The task:
Each line of the records containing "genes" is to be copied out and returned.

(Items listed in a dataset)
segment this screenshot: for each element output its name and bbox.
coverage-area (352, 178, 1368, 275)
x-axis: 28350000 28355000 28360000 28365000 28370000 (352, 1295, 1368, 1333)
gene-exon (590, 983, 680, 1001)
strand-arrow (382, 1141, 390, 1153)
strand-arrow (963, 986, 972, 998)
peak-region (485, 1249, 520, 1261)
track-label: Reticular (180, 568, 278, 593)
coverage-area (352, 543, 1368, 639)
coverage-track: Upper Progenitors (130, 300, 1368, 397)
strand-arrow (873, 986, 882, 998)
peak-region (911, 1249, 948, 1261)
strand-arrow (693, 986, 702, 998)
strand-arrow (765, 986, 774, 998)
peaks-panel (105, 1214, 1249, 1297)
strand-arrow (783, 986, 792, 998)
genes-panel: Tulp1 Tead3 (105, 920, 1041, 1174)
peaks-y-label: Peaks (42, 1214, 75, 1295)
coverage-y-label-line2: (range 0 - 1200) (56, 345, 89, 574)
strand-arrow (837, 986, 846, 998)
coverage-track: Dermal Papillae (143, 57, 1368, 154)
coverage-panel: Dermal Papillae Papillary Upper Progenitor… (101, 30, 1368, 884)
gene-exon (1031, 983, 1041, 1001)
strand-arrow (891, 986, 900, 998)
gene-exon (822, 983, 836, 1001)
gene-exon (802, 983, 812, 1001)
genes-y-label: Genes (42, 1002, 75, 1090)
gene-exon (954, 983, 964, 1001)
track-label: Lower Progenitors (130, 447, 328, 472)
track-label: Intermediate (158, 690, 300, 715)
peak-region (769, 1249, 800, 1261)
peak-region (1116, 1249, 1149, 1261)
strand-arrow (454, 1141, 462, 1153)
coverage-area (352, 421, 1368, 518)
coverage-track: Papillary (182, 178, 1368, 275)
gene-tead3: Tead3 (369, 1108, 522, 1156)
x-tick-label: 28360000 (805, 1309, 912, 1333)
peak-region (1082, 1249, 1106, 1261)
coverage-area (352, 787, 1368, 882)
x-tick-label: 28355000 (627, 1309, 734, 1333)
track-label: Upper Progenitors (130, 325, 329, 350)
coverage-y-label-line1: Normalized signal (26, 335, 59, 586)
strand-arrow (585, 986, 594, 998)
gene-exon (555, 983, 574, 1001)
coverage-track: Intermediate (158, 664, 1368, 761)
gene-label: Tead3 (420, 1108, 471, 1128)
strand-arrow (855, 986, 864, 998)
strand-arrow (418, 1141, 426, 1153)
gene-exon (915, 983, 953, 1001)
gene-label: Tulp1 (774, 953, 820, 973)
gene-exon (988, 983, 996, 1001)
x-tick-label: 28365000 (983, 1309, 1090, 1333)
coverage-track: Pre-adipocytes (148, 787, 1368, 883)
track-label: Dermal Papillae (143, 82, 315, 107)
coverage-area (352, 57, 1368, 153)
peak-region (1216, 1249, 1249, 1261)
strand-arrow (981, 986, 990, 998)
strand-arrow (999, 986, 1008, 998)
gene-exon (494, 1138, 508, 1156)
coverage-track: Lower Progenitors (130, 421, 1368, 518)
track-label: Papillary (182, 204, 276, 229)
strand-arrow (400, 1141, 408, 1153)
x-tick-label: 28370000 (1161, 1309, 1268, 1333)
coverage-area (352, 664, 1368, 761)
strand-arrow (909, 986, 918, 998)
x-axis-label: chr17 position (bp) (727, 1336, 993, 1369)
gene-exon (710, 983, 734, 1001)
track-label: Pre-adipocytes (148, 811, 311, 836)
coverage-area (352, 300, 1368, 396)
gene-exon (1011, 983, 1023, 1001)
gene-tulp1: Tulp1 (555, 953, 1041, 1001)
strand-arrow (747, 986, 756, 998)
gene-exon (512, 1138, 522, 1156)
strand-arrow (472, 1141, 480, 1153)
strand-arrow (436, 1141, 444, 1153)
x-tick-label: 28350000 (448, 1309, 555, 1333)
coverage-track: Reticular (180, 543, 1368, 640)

Exercise answer:
genes-panel: Tulp1 Tead3 (105, 920, 1041, 1174)
genes-y-label: Genes (42, 1002, 75, 1090)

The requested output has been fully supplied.